* **Exercise goal**
In how many lines does the string "time" appear? Answer with the number only.
# start of Provided records
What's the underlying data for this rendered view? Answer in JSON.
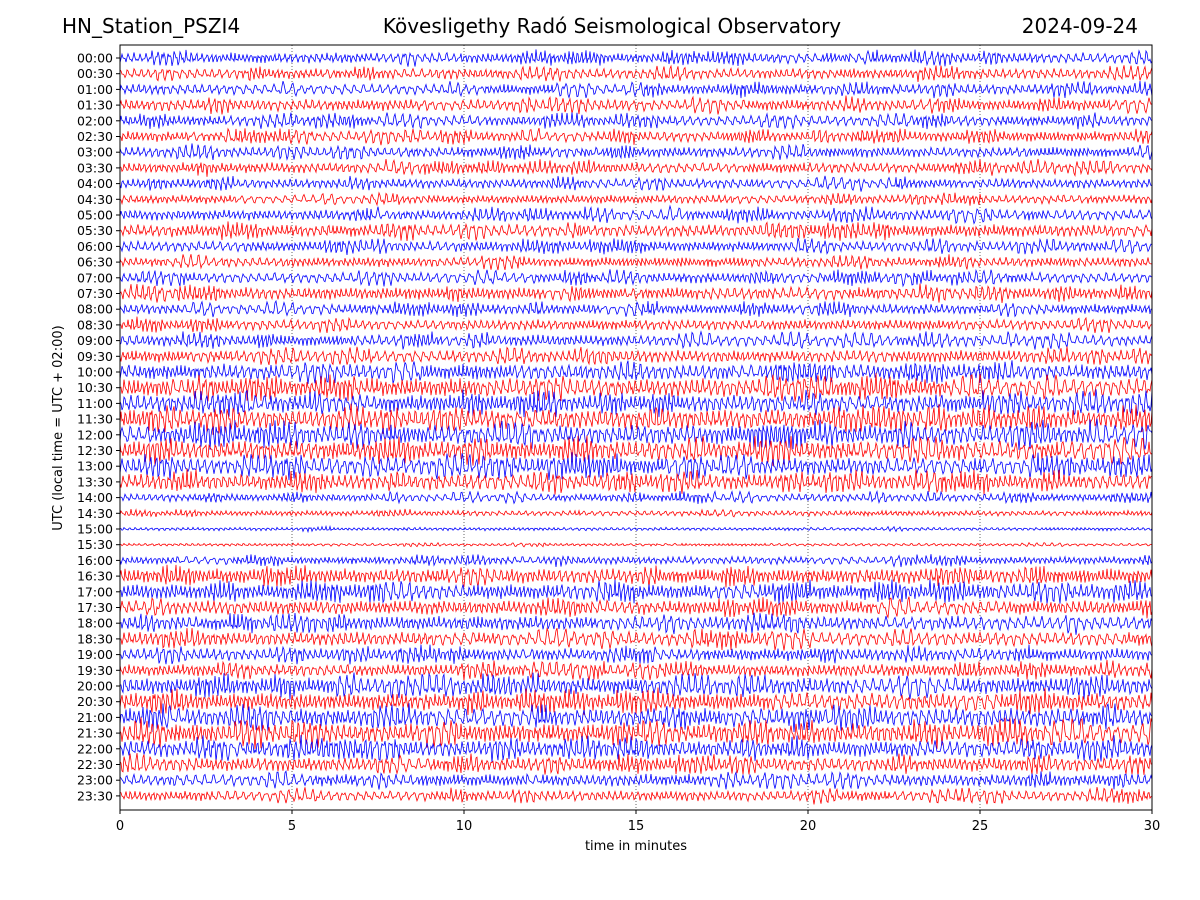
{
  "chart_data": {
    "type": "line",
    "station": "HN_Station_PSZI4",
    "title": "Kövesligethy Radó Seismological Observatory",
    "date": "2024-09-24",
    "xlabel": "time in minutes",
    "ylabel": "UTC (local time = UTC + 02:00)",
    "xlim": [
      0,
      30
    ],
    "xticks": [
      0,
      5,
      10,
      15,
      20,
      25,
      30
    ],
    "grid_x": true,
    "rows": [
      "00:00",
      "00:30",
      "01:00",
      "01:30",
      "02:00",
      "02:30",
      "03:00",
      "03:30",
      "04:00",
      "04:30",
      "05:00",
      "05:30",
      "06:00",
      "06:30",
      "07:00",
      "07:30",
      "08:00",
      "08:30",
      "09:00",
      "09:30",
      "10:00",
      "10:30",
      "11:00",
      "11:30",
      "12:00",
      "12:30",
      "13:00",
      "13:30",
      "14:00",
      "14:30",
      "15:00",
      "15:30",
      "16:00",
      "16:30",
      "17:00",
      "17:30",
      "18:00",
      "18:30",
      "19:00",
      "19:30",
      "20:00",
      "20:30",
      "21:00",
      "21:30",
      "22:00",
      "22:30",
      "23:00",
      "23:30"
    ],
    "row_colors": [
      "#0000ff",
      "#ff0000"
    ],
    "row_activity": [
      0.5,
      0.5,
      0.5,
      0.55,
      0.5,
      0.5,
      0.5,
      0.5,
      0.45,
      0.4,
      0.5,
      0.6,
      0.5,
      0.45,
      0.5,
      0.6,
      0.5,
      0.5,
      0.55,
      0.6,
      0.8,
      0.95,
      0.9,
      1.0,
      1.0,
      1.0,
      0.9,
      0.8,
      0.35,
      0.2,
      0.08,
      0.05,
      0.35,
      0.75,
      0.8,
      0.7,
      0.7,
      0.7,
      0.6,
      0.6,
      0.85,
      0.9,
      0.95,
      1.0,
      0.85,
      0.7,
      0.6,
      0.5
    ]
  }
}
# end of Provided records
* **Finished exercise**
2